LISTING:
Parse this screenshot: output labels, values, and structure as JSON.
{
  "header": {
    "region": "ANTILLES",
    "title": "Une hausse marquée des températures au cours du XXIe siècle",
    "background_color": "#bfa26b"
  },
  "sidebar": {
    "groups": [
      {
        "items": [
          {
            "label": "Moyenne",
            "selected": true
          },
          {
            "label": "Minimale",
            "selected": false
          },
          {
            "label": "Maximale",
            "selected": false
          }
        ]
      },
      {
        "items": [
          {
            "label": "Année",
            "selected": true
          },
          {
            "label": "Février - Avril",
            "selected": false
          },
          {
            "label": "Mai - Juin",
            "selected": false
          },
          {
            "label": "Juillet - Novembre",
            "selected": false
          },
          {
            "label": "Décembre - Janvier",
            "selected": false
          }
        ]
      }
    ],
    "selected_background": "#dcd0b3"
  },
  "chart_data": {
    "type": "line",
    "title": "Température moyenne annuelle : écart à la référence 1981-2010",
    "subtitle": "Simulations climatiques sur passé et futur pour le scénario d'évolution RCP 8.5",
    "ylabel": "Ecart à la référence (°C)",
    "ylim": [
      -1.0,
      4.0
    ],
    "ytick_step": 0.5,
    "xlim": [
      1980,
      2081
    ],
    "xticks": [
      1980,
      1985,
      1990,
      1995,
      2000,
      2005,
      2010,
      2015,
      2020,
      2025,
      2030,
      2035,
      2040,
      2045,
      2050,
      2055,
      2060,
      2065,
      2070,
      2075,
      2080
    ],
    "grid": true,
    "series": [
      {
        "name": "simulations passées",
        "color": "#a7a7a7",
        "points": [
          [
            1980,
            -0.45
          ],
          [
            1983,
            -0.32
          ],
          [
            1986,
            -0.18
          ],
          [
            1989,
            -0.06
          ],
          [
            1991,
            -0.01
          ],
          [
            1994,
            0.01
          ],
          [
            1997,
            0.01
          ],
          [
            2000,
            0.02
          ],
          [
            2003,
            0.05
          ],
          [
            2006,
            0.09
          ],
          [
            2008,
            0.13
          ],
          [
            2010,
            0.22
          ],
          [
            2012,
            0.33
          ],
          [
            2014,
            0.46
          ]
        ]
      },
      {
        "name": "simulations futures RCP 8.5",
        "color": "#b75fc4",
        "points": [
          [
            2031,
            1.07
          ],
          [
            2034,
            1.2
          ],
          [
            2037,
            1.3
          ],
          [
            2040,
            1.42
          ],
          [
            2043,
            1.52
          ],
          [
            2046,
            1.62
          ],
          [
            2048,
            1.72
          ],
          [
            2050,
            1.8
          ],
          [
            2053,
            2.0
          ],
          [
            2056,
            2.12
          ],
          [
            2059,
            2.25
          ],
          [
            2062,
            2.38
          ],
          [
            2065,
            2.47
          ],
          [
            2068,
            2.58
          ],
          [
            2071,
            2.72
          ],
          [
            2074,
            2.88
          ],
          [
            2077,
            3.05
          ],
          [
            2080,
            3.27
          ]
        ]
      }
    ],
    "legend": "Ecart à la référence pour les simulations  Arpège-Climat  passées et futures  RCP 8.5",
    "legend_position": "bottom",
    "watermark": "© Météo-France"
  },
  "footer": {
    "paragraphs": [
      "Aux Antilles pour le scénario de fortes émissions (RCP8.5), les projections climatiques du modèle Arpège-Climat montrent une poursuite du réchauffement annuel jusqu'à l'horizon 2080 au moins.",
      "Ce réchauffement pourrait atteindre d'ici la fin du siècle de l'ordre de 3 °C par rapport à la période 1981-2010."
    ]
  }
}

YOUR OBJECTIVE:
Look through the data and show every line containing "passées".

RESPONSE TO THIS EXERCISE:
        "name": "simulations passées",
    "legend": "Ecart à la référence pour les simulations  Arpège-Climat  passées et futures  RCP 8.5",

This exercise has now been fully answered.